====== Data shown ======

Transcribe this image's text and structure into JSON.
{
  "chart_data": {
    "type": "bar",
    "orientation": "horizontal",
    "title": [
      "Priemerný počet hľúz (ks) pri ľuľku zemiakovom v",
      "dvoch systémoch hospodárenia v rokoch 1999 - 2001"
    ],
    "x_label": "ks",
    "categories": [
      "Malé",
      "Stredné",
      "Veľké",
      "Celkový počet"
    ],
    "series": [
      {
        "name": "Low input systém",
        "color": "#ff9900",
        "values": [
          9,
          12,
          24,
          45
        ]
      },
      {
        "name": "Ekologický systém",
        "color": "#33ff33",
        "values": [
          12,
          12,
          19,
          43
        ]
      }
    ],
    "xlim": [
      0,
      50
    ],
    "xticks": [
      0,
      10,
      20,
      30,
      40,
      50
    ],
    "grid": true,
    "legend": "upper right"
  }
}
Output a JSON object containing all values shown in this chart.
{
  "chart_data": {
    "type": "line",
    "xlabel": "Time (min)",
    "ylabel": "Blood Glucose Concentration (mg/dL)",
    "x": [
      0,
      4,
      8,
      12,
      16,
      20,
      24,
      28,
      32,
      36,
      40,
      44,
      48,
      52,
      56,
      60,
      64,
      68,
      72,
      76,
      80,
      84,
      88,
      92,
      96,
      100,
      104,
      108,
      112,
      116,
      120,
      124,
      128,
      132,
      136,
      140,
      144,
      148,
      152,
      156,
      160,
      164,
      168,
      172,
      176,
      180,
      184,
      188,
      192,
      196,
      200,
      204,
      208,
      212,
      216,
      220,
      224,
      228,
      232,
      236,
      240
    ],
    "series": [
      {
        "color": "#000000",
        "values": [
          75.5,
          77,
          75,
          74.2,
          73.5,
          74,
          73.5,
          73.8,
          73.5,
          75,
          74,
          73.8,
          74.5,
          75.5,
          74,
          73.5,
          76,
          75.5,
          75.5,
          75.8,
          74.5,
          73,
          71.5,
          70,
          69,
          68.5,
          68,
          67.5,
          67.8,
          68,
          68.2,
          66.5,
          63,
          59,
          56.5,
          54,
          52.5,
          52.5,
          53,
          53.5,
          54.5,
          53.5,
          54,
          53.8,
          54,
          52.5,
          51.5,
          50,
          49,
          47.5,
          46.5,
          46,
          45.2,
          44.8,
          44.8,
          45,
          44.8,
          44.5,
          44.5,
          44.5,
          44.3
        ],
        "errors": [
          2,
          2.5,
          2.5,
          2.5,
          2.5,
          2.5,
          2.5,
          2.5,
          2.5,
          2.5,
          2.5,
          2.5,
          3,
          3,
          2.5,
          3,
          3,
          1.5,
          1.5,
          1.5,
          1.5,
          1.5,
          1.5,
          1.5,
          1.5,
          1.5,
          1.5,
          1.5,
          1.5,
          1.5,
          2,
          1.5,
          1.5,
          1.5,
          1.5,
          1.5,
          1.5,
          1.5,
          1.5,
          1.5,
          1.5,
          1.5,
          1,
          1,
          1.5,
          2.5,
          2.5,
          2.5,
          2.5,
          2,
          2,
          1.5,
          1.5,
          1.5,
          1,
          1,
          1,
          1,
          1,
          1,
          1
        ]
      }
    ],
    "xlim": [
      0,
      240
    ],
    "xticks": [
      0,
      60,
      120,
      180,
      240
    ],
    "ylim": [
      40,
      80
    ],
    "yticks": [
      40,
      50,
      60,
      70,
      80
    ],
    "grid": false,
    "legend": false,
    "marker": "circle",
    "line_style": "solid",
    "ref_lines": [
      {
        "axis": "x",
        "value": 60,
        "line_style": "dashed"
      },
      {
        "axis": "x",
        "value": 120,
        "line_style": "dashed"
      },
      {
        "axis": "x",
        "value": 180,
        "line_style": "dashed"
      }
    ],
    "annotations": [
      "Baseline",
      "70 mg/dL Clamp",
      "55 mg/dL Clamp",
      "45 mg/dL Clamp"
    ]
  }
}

======

◆ What the exercise asks: Return the entries above exactly, each one complete.

◆ Answer to this problem:
Transcribe this image's text and structure into JSON.
{
  "chart_data": {
    "type": "bar",
    "orientation": "horizontal",
    "title": [
      "Priemerný počet hľúz (ks) pri ľuľku zemiakovom v",
      "dvoch systémoch hospodárenia v rokoch 1999 - 2001"
    ],
    "x_label": "ks",
    "categories": [
      "Malé",
      "Stredné",
      "Veľké",
      "Celkový počet"
    ],
    "series": [
      {
        "name": "Low input systém",
        "color": "#ff9900",
        "values": [
          9,
          12,
          24,
          45
        ]
      },
      {
        "name": "Ekologický systém",
        "color": "#33ff33",
        "values": [
          12,
          12,
          19,
          43
        ]
      }
    ],
    "xlim": [
      0,
      50
    ],
    "xticks": [
      0,
      10,
      20,
      30,
      40,
      50
    ],
    "grid": true,
    "legend": "upper right"
  }
}
Output a JSON object containing all values shown in this chart.
{
  "chart_data": {
    "type": "line",
    "xlabel": "Time (min)",
    "ylabel": "Blood Glucose Concentration (mg/dL)",
    "x": [
      0,
      4,
      8,
      12,
      16,
      20,
      24,
      28,
      32,
      36,
      40,
      44,
      48,
      52,
      56,
      60,
      64,
      68,
      72,
      76,
      80,
      84,
      88,
      92,
      96,
      100,
      104,
      108,
      112,
      116,
      120,
      124,
      128,
      132,
      136,
      140,
      144,
      148,
      152,
      156,
      160,
      164,
      168,
      172,
      176,
      180,
      184,
      188,
      192,
      196,
      200,
      204,
      208,
      212,
      216,
      220,
      224,
      228,
      232,
      236,
      240
    ],
    "series": [
      {
        "color": "#000000",
        "values": [
          75.5,
          77,
          75,
          74.2,
          73.5,
          74,
          73.5,
          73.8,
          73.5,
          75,
          74,
          73.8,
          74.5,
          75.5,
          74,
          73.5,
          76,
          75.5,
          75.5,
          75.8,
          74.5,
          73,
          71.5,
          70,
          69,
          68.5,
          68,
          67.5,
          67.8,
          68,
          68.2,
          66.5,
          63,
          59,
          56.5,
          54,
          52.5,
          52.5,
          53,
          53.5,
          54.5,
          53.5,
          54,
          53.8,
          54,
          52.5,
          51.5,
          50,
          49,
          47.5,
          46.5,
          46,
          45.2,
          44.8,
          44.8,
          45,
          44.8,
          44.5,
          44.5,
          44.5,
          44.3
        ],
        "errors": [
          2,
          2.5,
          2.5,
          2.5,
          2.5,
          2.5,
          2.5,
          2.5,
          2.5,
          2.5,
          2.5,
          2.5,
          3,
          3,
          2.5,
          3,
          3,
          1.5,
          1.5,
          1.5,
          1.5,
          1.5,
          1.5,
          1.5,
          1.5,
          1.5,
          1.5,
          1.5,
          1.5,
          1.5,
          2,
          1.5,
          1.5,
          1.5,
          1.5,
          1.5,
          1.5,
          1.5,
          1.5,
          1.5,
          1.5,
          1.5,
          1,
          1,
          1.5,
          2.5,
          2.5,
          2.5,
          2.5,
          2,
          2,
          1.5,
          1.5,
          1.5,
          1,
          1,
          1,
          1,
          1,
          1,
          1
        ]
      }
    ],
    "xlim": [
      0,
      240
    ],
    "xticks": [
      0,
      60,
      120,
      180,
      240
    ],
    "ylim": [
      40,
      80
    ],
    "yticks": [
      40,
      50,
      60,
      70,
      80
    ],
    "grid": false,
    "legend": false,
    "marker": "circle",
    "line_style": "solid",
    "ref_lines": [
      {
        "axis": "x",
        "value": 60,
        "line_style": "dashed"
      },
      {
        "axis": "x",
        "value": 120,
        "line_style": "dashed"
      },
      {
        "axis": "x",
        "value": 180,
        "line_style": "dashed"
      }
    ],
    "annotations": [
      "Baseline",
      "70 mg/dL Clamp",
      "55 mg/dL Clamp",
      "45 mg/dL Clamp"
    ]
  }
}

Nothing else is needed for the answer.